──────── Records for processing

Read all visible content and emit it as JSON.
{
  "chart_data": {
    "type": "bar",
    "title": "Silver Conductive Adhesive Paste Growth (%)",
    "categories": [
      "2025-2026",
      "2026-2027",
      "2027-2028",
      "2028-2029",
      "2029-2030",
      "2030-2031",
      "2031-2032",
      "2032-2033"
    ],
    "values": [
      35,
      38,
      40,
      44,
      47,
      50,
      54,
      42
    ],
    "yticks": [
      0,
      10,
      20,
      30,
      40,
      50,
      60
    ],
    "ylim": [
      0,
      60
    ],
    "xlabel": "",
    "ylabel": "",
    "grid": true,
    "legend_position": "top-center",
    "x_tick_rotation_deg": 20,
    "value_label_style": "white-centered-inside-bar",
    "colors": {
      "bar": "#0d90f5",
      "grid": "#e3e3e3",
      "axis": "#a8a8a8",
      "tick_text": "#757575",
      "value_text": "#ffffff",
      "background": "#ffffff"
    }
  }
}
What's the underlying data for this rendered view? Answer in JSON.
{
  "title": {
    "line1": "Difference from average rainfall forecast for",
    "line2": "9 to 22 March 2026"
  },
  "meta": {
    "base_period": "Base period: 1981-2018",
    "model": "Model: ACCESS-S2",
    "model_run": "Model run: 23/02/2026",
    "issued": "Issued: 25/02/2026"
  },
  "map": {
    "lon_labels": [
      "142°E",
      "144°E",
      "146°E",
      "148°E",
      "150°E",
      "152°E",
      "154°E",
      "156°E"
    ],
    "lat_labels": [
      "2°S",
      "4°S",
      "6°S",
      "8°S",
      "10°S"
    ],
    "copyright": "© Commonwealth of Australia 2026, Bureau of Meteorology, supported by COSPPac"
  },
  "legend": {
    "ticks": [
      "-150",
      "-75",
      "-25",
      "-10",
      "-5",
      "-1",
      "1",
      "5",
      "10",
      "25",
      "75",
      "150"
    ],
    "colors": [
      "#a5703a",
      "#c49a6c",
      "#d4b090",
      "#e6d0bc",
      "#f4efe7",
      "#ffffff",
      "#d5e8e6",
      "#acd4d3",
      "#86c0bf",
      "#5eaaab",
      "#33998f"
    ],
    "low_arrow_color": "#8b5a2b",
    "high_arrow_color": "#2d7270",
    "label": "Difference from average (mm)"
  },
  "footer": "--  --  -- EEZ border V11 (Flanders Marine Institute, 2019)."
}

────────────────

• **Directions**: Work out how many lines in the entries hold the string "from". Your answer should consist solely of that number.

• **Output of the task**: 2